#### Problem
Establish how many lines in the material include the string "Average" and report it as a lone number.

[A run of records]
----
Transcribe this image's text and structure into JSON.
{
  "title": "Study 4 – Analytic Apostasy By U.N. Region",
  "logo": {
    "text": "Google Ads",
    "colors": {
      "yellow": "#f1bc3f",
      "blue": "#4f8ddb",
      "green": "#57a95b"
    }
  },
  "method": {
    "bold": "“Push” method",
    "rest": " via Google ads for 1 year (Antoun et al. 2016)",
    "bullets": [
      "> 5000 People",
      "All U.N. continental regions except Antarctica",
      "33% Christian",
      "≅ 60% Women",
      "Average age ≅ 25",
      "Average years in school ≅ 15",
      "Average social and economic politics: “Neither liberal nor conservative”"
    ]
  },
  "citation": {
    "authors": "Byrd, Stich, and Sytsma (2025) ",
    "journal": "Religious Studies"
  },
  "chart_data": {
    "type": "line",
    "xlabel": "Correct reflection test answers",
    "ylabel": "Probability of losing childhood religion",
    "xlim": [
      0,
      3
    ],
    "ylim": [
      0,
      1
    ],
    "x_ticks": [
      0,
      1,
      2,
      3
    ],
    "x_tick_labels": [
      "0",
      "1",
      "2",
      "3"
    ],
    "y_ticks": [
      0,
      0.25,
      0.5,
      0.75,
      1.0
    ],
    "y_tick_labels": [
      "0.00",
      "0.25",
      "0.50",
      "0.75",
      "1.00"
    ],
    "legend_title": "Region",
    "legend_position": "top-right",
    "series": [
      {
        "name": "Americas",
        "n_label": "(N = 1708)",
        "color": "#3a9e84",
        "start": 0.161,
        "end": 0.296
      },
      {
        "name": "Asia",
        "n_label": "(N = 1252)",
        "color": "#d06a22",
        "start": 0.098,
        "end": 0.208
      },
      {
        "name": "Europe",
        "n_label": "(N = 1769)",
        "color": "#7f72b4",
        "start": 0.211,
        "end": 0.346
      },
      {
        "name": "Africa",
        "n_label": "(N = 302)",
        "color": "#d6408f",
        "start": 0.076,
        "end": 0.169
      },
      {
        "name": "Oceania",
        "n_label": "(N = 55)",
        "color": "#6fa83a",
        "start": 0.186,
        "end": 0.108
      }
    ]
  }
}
----
#### The solution
3